Top of PROVIDED MATERIAL

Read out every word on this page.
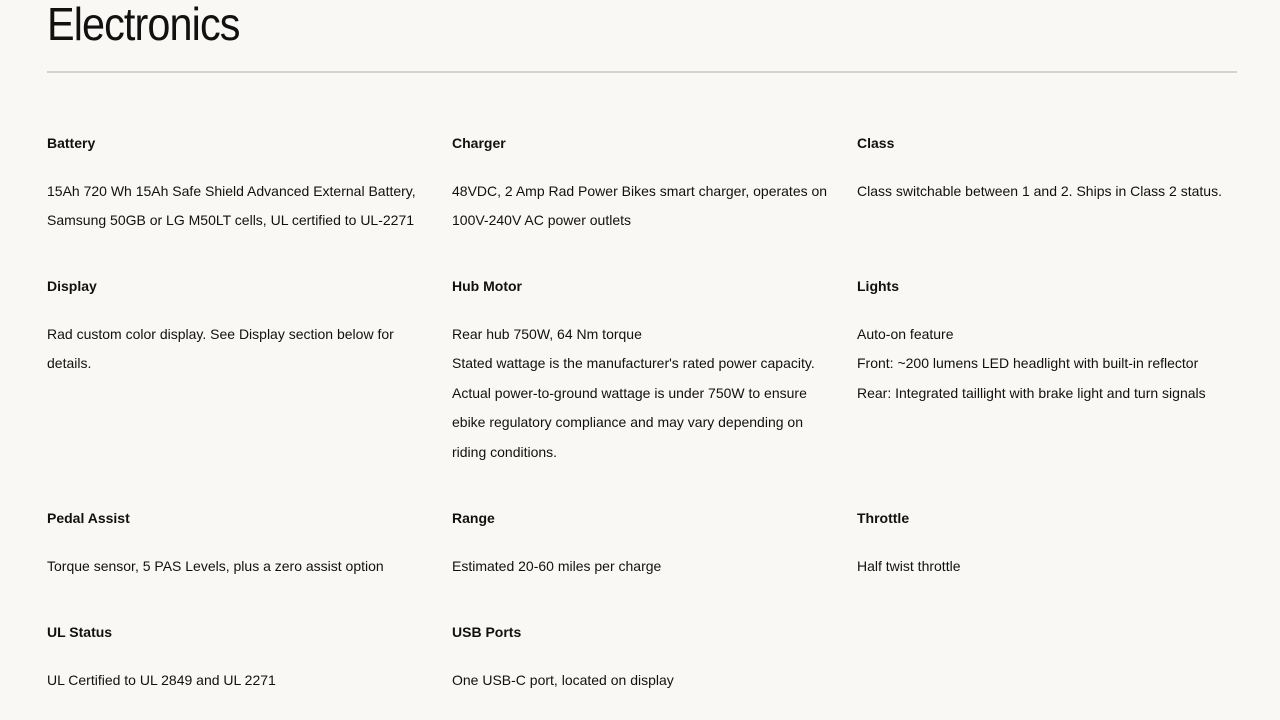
Electronics

Battery

15Ah 720 Wh 15Ah Safe Shield Advanced External Battery, Samsung 50GB or LG M50LT cells, UL certified to UL-2271

Charger

48VDC, 2 Amp Rad Power Bikes smart charger, operates on 100V-240V AC power outlets

Class

Class switchable between 1 and 2. Ships in Class 2 status.

Display

Rad custom color display. See Display section below for details.

Hub Motor

Rear hub 750W, 64 Nm torque
Stated wattage is the manufacturer's rated power capacity. Actual power-to-ground wattage is under 750W to ensure ebike regulatory compliance and may vary depending on riding conditions.

Lights

Auto-on feature
Front: ~200 lumens LED headlight with built-in reflector
Rear: Integrated taillight with brake light and turn signals

Pedal Assist

Torque sensor, 5 PAS Levels, plus a zero assist option

Range

Estimated 20-60 miles per charge

Throttle

Half twist throttle

UL Status

UL Certified to UL 2849 and UL 2271

USB Ports

One USB-C port, located on display
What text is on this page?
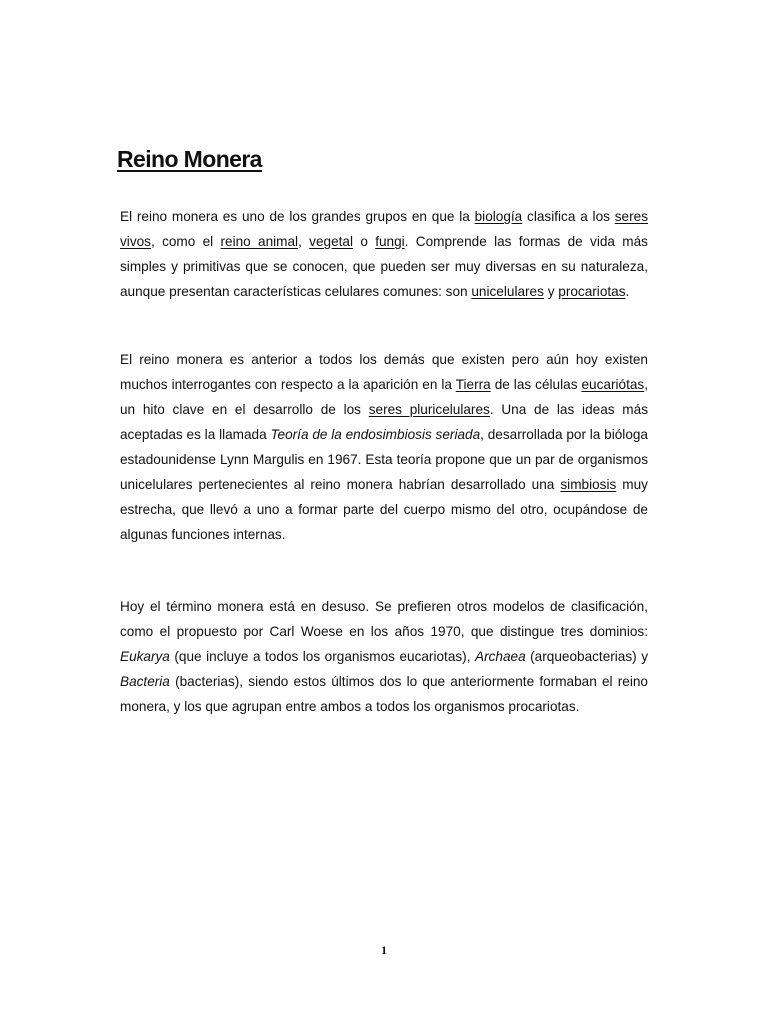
Reino Monera

El reino monera es uno de los grandes grupos en que la biología clasifica a los seres vivos, como el reino animal, vegetal o fungi. Comprende las formas de vida más simples y primitivas que se conocen, que pueden ser muy diversas en su naturaleza, aunque presentan características celulares comunes: son unicelulares y procariotas.

El reino monera es anterior a todos los demás que existen pero aún hoy existen muchos interrogantes con respecto a la aparición en la Tierra de las células eucariótas, un hito clave en el desarrollo de los seres pluricelulares. Una de las ideas más aceptadas es la llamada Teoría de la endosimbiosis seriada, desarrollada por la bióloga estadounidense Lynn Margulis en 1967. Esta teoría propone que un par de organismos unicelulares pertenecientes al reino monera habrían desarrollado una simbiosis muy estrecha, que llevó a uno a formar parte del cuerpo mismo del otro, ocupándose de algunas funciones internas.

Hoy el término monera está en desuso. Se prefieren otros modelos de clasificación, como el propuesto por Carl Woese en los años 1970, que distingue tres dominios: Eukarya (que incluye a todos los organismos eucariotas), Archaea (arqueobacterias) y Bacteria (bacterias), siendo estos últimos dos lo que anteriormente formaban el reino monera, y los que agrupan entre ambos a todos los organismos procariotas.

1
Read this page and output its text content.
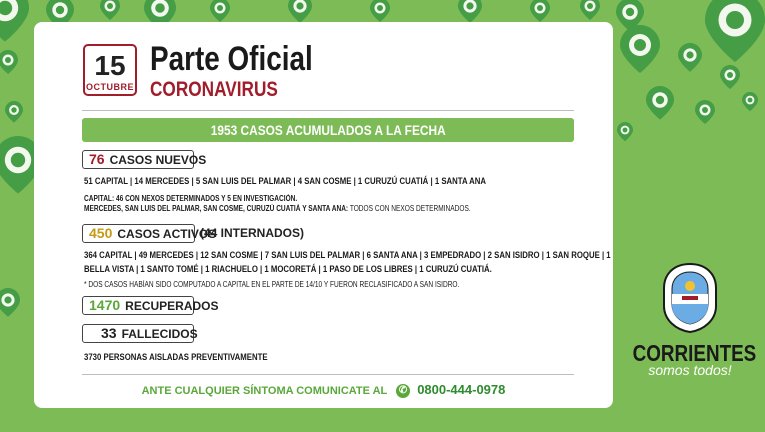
15
OCTUBRE
Parte Oficial
CORONAVIRUS
1953 CASOS ACUMULADOS A LA FECHA
76 CASOS NUEVOS
51 CAPITAL | 14 MERCEDES | 5 SAN LUIS DEL PALMAR | 4 SAN COSME | 1 CURUZÚ CUATIÁ | 1 SANTA ANA
CAPITAL: 46 CON NEXOS DETERMINADOS Y 5 EN INVESTIGACIÓN.
MERCEDES, SAN LUIS DEL PALMAR, SAN COSME, CURUZÚ CUATIÁ Y SANTA ANA: TODOS CON NEXOS DETERMINADOS.
450 CASOS ACTIVOS
(44 INTERNADOS)
364 CAPITAL | 49 MERCEDES | 12 SAN COSME | 7 SAN LUIS DEL PALMAR | 6 SANTA ANA | 3 EMPEDRADO | 2 SAN ISIDRO | 1 SAN ROQUE | 1
BELLA VISTA | 1 SANTO TOMÉ | 1 RIACHUELO | 1 MOCORETÁ | 1 PASO DE LOS LIBRES | 1 CURUZÚ CUATIÁ.
* DOS CASOS HABÍAN SIDO COMPUTADO A CAPITAL EN EL PARTE DE 14/10 Y FUERON RECLASIFICADO A SAN ISIDRO.
1470 RECUPERADOS
33 FALLECIDOS
3730 PERSONAS AISLADAS PREVENTIVAMENTE
ANTE CUALQUIER SÍNTOMA COMUNICATE AL ✆ 0800-444-0978
CORRIENTES
somos todos!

Bottom of PROVIDED MATERIAL

TASK ITEM: Go through the listing above and return each line where the word "procariotas" occurs.

EXERCISE ANSWER:
El reino monera es uno de los grandes grupos en que la biología clasifica a los seres vivos, como el reino animal, vegetal o fungi. Comprende las formas de vida más simples y primitivas que se conocen, que pueden ser muy diversas en su naturaleza, aunque presentan características celulares comunes: son unicelulares y procariotas.
Hoy el término monera está en desuso. Se prefieren otros modelos de clasificación, como el propuesto por Carl Woese en los años 1970, que distingue tres dominios: Eukarya (que incluye a todos los organismos eucariotas), Archaea (arqueobacterias) y Bacteria (bacterias), siendo estos últimos dos lo que anteriormente formaban el reino monera, y los que agrupan entre ambos a todos los organismos procariotas.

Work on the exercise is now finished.